** Start of Records to process **

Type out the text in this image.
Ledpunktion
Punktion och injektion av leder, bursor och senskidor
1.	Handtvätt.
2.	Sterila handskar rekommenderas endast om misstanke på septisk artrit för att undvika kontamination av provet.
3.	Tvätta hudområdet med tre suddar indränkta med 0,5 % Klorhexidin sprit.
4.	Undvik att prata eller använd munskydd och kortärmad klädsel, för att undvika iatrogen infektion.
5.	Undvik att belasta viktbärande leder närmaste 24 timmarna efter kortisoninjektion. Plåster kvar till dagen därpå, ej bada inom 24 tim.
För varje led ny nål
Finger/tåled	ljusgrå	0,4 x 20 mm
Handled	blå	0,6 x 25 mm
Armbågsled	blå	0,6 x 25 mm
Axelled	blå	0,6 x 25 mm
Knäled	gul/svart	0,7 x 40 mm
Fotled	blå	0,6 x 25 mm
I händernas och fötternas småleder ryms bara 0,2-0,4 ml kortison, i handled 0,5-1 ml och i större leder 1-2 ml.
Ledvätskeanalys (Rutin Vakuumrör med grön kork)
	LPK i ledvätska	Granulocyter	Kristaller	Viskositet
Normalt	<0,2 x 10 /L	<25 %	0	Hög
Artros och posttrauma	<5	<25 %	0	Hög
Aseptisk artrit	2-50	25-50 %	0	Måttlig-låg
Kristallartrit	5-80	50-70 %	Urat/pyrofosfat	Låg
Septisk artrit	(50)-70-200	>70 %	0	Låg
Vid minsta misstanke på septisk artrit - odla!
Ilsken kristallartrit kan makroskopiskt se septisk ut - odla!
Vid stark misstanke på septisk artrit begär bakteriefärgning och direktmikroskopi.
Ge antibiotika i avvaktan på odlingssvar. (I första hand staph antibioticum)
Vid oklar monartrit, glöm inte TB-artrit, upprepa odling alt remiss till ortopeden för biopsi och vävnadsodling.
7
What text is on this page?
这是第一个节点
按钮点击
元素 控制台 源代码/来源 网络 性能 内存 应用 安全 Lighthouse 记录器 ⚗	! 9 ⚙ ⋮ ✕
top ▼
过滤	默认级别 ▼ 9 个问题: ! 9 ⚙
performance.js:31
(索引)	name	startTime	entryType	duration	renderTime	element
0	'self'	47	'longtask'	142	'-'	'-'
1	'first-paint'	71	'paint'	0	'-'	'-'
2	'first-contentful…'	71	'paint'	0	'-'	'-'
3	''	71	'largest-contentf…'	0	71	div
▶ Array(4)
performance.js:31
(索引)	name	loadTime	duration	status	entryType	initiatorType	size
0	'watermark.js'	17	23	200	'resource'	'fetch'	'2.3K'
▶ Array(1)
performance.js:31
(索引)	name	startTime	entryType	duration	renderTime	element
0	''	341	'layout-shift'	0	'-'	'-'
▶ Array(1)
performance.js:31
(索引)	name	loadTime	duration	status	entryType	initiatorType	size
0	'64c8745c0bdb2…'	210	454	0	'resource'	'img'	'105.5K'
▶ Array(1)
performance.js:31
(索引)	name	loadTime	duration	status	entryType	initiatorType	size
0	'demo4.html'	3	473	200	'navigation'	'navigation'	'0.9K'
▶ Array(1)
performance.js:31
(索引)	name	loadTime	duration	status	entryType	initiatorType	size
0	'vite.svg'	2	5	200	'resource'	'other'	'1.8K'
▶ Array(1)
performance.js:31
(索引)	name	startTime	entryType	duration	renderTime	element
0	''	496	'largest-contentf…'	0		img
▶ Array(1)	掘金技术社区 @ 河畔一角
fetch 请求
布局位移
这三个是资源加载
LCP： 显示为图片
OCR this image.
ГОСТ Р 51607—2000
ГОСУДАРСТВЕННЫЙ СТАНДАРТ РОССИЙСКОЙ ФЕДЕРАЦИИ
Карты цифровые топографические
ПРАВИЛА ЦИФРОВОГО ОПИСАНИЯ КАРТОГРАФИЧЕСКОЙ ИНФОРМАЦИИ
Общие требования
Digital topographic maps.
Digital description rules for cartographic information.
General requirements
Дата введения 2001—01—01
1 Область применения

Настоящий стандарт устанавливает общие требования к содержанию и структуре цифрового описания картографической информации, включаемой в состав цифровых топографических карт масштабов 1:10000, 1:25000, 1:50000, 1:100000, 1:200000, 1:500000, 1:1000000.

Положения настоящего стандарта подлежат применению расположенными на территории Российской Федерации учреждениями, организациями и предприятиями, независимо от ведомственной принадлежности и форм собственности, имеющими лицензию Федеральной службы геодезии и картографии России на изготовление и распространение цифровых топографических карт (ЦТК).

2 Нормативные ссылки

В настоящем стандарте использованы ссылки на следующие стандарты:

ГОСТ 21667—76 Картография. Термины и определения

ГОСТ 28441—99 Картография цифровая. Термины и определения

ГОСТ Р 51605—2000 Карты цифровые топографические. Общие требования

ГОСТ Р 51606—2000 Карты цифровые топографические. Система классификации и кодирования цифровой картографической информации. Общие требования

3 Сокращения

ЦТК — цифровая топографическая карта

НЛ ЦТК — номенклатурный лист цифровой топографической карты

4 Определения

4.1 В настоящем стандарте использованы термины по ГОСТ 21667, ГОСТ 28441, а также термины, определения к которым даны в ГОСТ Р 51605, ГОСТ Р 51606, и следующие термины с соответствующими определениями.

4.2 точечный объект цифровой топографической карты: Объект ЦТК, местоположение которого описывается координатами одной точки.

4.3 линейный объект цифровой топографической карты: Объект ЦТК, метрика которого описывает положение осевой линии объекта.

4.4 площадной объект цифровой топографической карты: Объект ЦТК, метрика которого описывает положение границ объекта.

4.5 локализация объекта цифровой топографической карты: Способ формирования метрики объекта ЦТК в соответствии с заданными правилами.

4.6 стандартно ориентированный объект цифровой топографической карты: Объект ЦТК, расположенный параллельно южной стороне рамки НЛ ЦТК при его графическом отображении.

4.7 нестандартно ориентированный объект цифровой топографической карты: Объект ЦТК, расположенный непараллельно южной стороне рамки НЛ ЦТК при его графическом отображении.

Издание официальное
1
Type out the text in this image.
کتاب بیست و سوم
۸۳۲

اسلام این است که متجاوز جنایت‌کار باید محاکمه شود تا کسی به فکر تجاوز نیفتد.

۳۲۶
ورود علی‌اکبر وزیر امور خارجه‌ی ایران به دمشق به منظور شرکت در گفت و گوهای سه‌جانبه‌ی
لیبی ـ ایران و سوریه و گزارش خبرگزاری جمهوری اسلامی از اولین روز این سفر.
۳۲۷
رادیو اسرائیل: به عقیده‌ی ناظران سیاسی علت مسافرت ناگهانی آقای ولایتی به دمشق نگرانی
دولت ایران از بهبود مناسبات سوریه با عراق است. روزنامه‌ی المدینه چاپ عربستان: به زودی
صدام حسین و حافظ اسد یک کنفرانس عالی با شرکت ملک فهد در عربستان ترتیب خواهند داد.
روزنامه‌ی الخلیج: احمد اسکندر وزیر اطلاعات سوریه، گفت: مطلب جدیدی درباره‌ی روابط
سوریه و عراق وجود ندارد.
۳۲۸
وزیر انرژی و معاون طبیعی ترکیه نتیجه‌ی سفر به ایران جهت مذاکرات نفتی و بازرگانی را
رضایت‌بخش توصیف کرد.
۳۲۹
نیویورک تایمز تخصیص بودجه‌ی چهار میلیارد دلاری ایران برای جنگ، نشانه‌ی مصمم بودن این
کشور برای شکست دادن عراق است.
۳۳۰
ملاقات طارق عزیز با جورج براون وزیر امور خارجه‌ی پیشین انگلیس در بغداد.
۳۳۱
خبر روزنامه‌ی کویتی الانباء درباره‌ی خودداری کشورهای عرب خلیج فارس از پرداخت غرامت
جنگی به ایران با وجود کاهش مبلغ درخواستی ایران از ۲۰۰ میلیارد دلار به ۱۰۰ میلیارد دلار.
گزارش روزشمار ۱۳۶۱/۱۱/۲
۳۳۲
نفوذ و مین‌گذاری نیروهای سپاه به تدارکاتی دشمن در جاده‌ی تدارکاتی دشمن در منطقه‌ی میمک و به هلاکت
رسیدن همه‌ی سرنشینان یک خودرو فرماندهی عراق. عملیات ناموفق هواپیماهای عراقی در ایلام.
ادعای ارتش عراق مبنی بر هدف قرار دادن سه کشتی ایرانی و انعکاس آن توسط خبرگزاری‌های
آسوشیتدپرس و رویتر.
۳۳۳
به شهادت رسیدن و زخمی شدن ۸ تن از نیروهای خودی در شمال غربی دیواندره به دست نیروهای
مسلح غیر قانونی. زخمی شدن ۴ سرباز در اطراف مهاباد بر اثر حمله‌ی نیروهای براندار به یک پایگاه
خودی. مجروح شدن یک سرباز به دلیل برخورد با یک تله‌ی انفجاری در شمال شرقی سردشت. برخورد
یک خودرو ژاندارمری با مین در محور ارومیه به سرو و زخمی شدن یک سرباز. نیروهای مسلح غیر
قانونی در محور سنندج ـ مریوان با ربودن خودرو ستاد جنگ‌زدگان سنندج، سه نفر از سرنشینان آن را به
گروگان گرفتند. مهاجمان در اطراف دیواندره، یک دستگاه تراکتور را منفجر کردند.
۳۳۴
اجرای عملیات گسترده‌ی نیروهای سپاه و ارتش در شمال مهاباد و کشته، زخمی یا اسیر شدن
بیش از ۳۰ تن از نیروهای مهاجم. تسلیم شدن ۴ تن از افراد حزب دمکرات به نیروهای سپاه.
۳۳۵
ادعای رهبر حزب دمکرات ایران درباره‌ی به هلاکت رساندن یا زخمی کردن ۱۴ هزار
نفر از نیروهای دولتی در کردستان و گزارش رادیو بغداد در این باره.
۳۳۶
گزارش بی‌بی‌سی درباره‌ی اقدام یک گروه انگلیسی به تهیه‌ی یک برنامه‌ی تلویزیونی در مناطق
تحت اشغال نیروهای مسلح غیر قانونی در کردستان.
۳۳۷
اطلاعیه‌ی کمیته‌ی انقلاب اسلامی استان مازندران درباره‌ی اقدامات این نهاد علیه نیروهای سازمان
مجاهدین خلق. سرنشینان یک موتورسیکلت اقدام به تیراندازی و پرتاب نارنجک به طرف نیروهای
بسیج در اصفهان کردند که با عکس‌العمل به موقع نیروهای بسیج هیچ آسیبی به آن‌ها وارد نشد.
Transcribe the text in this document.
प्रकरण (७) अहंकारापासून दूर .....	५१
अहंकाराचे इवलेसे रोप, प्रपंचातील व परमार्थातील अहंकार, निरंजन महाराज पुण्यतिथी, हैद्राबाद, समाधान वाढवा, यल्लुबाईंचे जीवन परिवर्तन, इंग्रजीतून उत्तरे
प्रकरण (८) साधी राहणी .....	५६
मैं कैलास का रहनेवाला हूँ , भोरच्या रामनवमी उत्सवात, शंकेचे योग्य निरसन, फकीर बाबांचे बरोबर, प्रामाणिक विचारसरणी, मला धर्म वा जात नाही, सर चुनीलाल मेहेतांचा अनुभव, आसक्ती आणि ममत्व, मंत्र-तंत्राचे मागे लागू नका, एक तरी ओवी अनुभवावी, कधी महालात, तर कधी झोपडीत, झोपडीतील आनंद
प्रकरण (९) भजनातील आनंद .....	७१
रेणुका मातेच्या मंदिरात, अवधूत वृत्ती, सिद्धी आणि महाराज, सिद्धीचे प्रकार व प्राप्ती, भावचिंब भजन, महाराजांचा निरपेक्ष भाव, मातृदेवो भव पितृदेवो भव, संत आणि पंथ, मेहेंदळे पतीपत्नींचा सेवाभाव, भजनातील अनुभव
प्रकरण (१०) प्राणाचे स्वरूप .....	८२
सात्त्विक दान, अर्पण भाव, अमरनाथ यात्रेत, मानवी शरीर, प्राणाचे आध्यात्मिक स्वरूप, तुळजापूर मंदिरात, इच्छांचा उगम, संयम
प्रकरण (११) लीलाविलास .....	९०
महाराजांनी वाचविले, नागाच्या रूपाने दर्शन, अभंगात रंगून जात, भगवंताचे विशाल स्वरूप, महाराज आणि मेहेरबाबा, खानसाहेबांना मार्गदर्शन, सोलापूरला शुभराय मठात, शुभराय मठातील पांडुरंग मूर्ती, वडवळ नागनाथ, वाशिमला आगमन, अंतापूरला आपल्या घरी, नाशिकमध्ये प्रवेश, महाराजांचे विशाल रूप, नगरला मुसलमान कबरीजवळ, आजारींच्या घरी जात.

** End of Records to process **

Given exercise | Lines that include the word "شرکت" are to be extracted from the data above.

Final result |
ورود علی‌اکبر وزیر امور خارجه‌ی ایران به دمشق به منظور شرکت در گفت و گوهای سه‌جانبه‌ی
صدام حسین و حافظ اسد یک کنفرانس عالی با شرکت ملک فهد در عربستان ترتیب خواهند داد.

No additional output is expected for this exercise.